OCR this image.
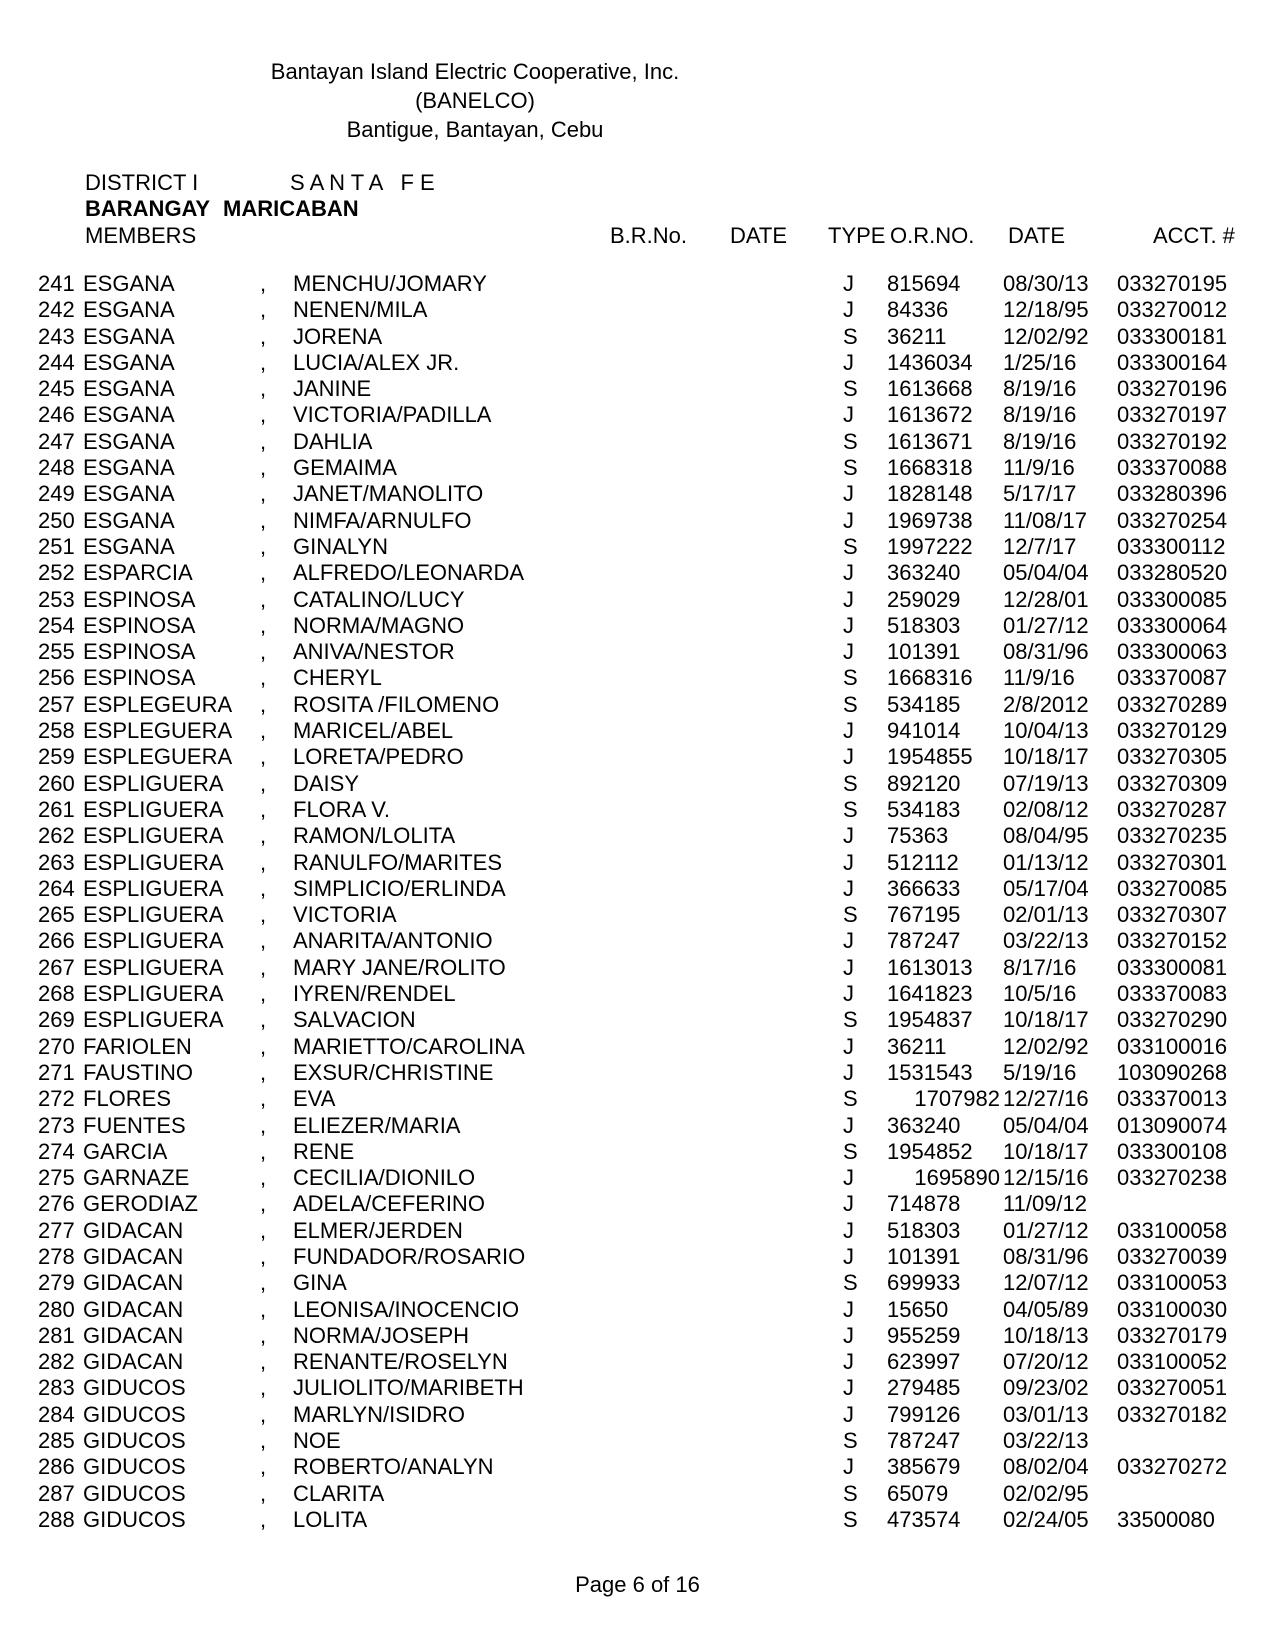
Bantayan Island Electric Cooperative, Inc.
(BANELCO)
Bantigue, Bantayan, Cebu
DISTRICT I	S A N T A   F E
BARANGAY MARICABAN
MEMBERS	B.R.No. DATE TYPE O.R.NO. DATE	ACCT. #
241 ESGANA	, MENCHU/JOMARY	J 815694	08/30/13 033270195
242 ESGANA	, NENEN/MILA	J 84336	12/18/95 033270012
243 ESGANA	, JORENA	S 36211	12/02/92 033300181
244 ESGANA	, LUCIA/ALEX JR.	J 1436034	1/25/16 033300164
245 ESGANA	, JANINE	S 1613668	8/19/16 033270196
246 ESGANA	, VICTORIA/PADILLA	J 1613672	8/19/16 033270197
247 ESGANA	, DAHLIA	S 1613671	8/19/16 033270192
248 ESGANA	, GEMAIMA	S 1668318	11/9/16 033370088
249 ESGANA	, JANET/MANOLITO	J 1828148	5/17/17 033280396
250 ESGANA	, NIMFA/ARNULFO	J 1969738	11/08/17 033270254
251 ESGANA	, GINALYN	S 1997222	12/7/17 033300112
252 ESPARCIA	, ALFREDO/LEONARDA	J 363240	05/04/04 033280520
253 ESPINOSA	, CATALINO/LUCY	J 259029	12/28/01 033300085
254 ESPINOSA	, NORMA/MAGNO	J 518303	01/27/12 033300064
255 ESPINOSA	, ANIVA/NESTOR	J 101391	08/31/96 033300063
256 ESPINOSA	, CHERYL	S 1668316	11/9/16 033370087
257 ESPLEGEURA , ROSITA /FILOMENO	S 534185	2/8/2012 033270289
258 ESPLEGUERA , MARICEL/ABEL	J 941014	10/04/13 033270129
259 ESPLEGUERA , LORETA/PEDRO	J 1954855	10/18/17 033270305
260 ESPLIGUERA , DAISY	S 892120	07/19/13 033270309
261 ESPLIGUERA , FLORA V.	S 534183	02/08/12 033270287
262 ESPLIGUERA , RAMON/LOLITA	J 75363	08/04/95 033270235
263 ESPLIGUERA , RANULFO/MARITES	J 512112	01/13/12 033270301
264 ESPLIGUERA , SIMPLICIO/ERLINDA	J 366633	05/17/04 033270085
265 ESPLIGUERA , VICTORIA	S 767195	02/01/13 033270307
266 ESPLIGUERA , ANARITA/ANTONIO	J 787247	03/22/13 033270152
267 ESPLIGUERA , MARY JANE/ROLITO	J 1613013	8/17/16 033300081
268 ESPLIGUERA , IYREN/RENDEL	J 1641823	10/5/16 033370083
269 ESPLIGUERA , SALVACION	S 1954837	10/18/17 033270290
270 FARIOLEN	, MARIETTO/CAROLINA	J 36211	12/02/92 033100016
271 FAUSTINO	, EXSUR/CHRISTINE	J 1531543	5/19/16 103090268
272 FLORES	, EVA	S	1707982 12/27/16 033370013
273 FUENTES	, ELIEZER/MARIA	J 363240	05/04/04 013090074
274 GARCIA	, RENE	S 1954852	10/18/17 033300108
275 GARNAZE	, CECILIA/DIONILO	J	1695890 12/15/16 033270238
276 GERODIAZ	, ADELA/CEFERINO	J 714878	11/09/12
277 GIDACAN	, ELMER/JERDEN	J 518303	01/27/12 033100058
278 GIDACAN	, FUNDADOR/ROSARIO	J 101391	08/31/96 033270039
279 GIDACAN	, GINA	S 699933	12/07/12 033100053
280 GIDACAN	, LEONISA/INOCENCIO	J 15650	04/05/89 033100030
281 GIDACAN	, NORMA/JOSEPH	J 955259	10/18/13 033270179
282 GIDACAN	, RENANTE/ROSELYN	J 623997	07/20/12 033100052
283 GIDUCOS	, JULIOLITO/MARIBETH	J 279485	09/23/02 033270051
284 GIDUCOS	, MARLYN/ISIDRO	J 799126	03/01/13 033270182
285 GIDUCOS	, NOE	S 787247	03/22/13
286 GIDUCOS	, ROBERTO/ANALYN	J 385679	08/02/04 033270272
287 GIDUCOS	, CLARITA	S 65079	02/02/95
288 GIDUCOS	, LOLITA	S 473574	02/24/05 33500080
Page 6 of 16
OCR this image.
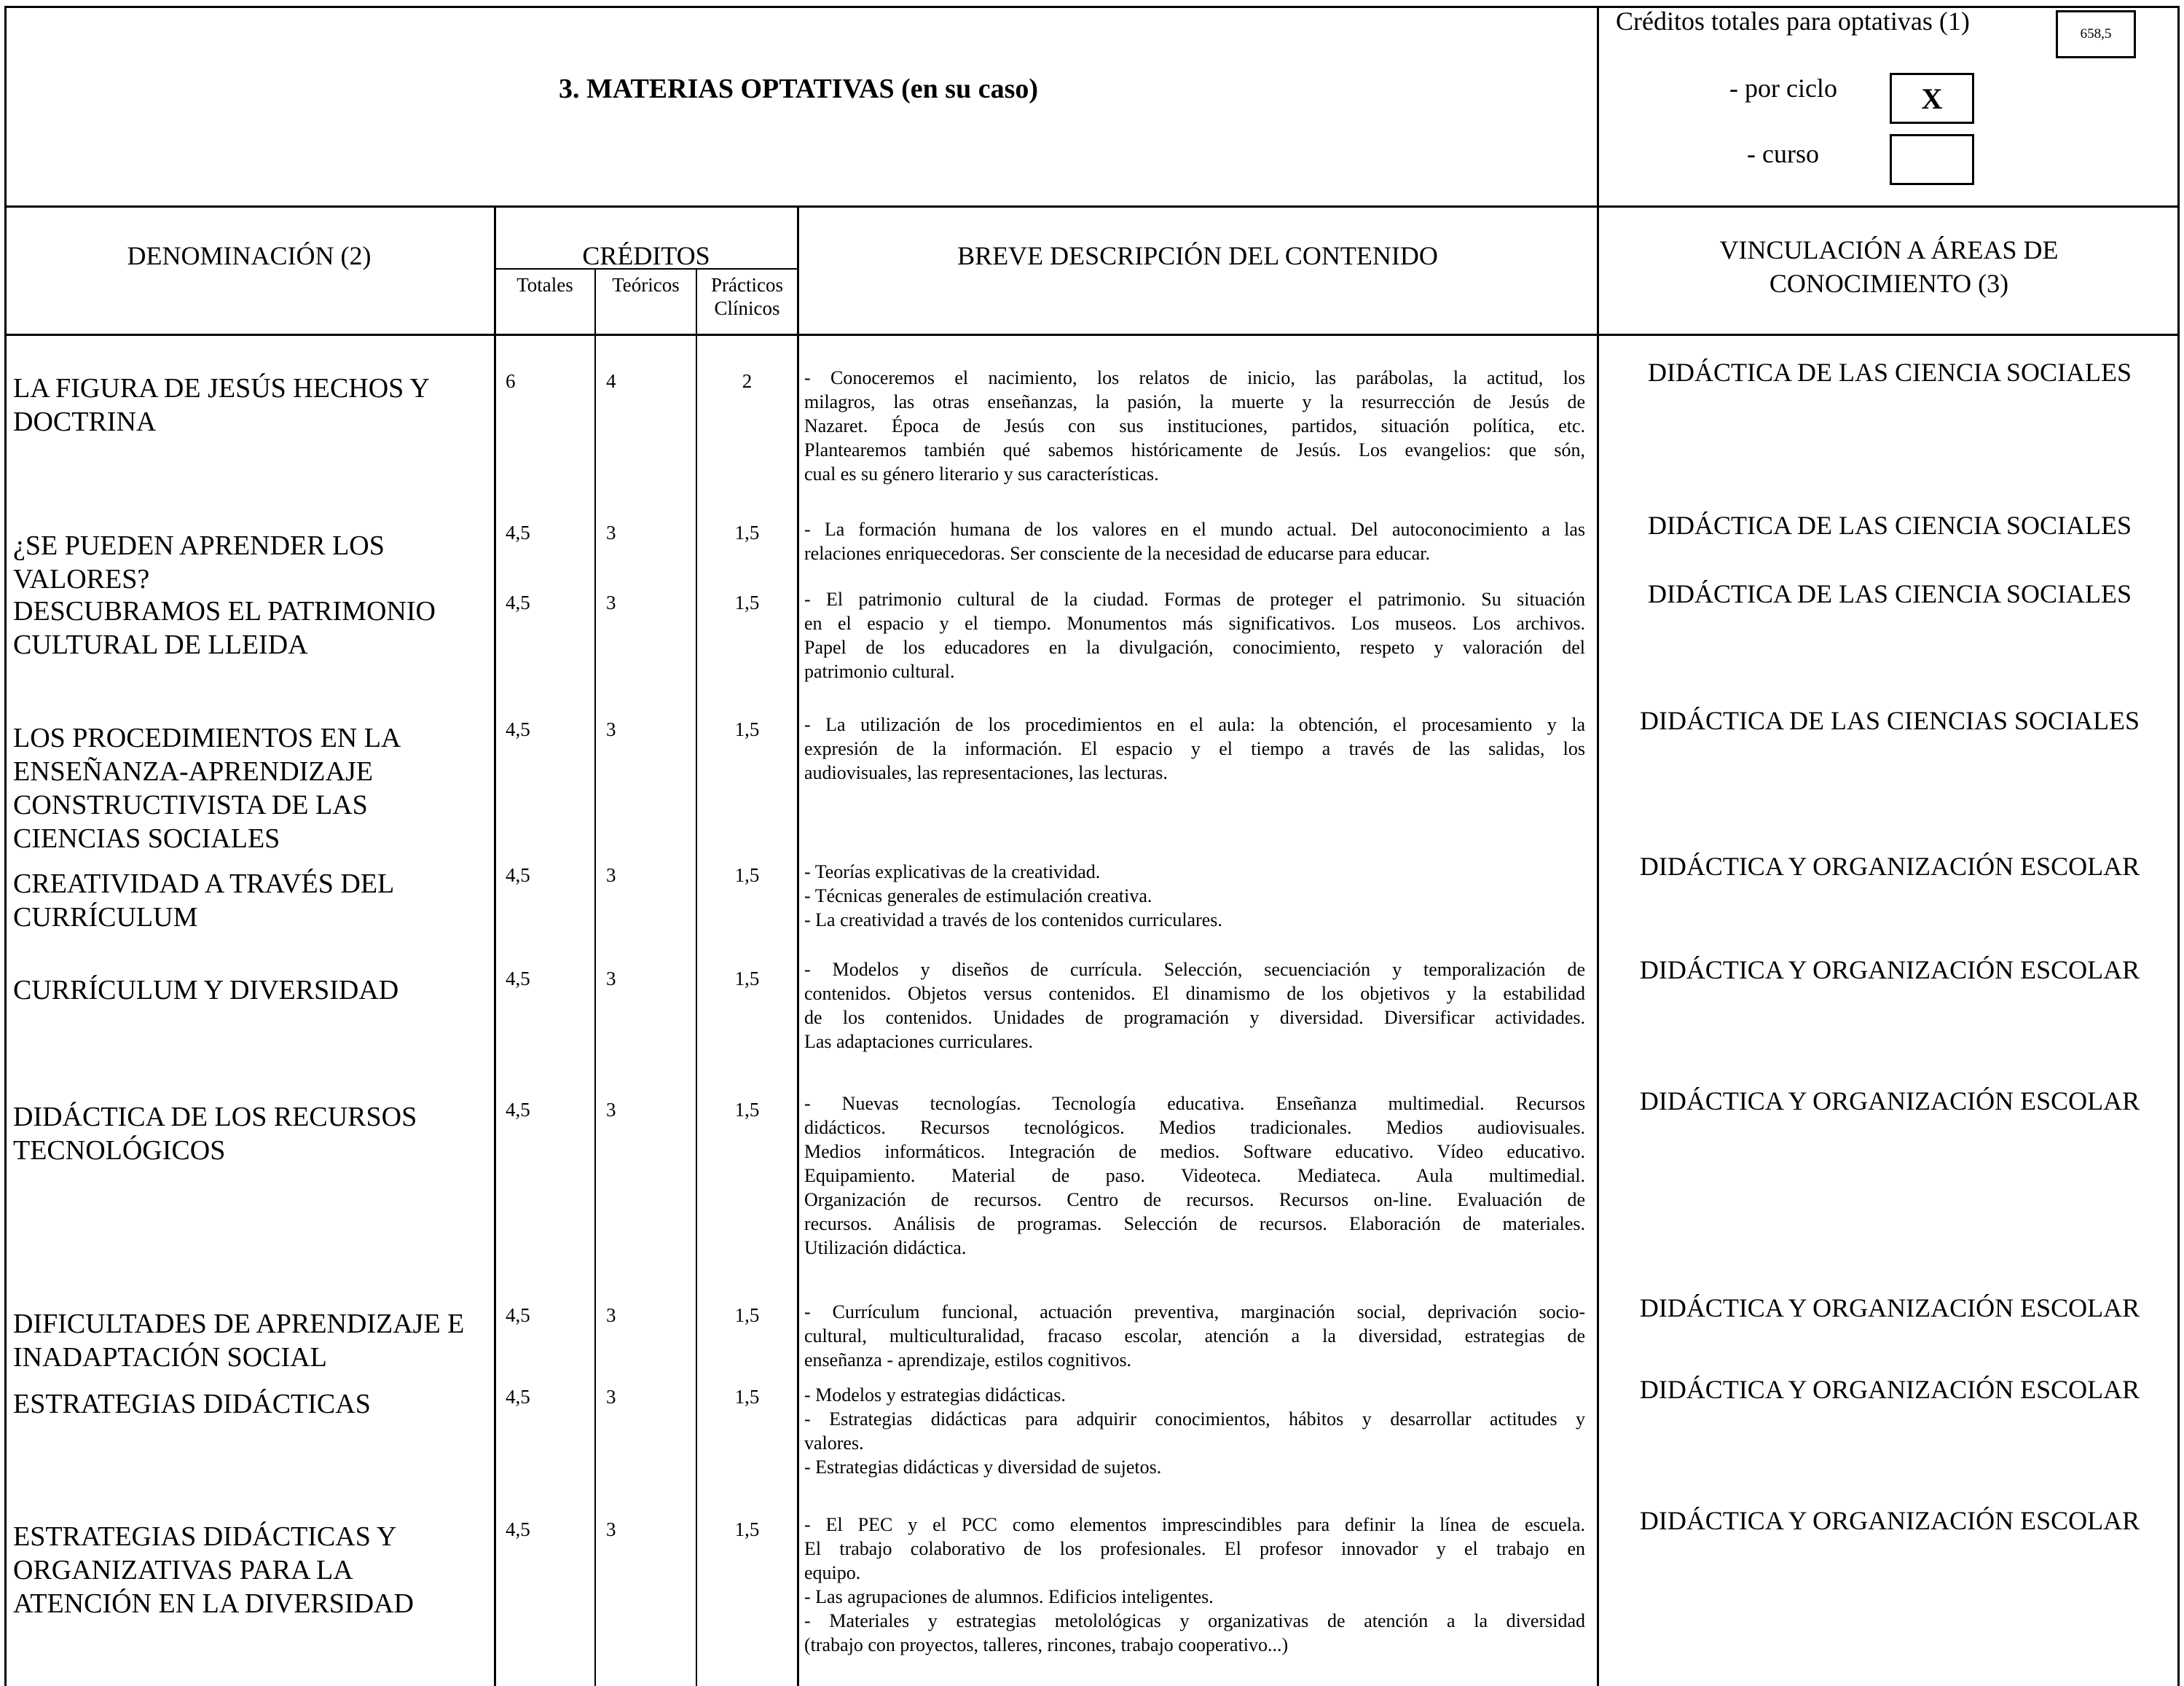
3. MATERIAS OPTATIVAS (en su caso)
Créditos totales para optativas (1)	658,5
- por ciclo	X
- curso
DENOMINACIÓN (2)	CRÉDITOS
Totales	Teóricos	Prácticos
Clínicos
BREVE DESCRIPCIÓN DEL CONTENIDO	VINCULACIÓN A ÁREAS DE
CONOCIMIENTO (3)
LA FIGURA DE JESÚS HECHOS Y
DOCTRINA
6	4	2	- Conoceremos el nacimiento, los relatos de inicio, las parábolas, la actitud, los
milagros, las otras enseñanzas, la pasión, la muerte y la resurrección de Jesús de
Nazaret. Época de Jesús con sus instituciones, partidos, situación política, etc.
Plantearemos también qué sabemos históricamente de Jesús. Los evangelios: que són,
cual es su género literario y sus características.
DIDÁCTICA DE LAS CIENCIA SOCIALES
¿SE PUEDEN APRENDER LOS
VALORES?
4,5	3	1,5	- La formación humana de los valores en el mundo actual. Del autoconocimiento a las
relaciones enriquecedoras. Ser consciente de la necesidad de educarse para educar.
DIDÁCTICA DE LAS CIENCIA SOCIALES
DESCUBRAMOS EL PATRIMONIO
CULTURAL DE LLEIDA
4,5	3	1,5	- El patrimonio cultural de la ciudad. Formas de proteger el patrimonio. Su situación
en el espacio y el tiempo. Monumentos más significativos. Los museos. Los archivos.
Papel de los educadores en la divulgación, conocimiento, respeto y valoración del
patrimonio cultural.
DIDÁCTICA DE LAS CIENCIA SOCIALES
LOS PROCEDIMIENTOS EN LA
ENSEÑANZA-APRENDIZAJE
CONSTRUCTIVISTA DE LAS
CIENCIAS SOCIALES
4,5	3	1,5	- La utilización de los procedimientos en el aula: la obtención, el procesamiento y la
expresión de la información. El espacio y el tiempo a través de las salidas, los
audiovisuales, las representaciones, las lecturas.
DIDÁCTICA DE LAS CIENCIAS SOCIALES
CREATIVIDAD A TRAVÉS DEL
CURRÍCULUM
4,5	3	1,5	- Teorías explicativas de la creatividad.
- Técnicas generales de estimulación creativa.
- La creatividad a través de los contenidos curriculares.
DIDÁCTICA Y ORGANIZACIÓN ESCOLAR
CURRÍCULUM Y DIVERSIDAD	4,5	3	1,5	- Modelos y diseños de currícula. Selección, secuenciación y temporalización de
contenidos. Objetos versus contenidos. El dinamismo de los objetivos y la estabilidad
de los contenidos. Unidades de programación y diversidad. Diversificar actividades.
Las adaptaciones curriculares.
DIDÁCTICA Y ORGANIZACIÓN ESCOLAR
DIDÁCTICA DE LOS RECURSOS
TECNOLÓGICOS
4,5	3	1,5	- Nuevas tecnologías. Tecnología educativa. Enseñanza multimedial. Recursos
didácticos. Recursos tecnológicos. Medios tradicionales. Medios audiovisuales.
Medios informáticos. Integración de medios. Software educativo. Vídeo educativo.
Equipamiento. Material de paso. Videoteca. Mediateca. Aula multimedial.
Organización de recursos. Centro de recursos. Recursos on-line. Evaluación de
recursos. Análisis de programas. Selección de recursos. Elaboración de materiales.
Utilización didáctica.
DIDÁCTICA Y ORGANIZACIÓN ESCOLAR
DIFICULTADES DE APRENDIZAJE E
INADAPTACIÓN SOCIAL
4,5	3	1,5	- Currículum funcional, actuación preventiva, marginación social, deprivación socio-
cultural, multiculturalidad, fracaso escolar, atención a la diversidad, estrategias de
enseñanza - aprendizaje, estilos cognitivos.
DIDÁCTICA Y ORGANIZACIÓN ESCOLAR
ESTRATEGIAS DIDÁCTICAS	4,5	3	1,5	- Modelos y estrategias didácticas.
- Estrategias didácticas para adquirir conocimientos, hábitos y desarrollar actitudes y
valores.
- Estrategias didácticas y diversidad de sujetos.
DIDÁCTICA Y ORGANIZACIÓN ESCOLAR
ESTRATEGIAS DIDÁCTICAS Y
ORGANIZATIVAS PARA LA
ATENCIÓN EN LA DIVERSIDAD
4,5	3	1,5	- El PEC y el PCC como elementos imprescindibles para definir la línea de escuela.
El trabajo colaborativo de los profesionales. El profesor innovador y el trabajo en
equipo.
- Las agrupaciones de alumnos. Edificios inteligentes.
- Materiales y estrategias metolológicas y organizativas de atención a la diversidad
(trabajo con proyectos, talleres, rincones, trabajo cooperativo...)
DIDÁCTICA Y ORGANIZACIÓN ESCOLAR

===============

Only a number is wanted: how many lines of the material above hold "Modelos"?

→ Worked solution: 2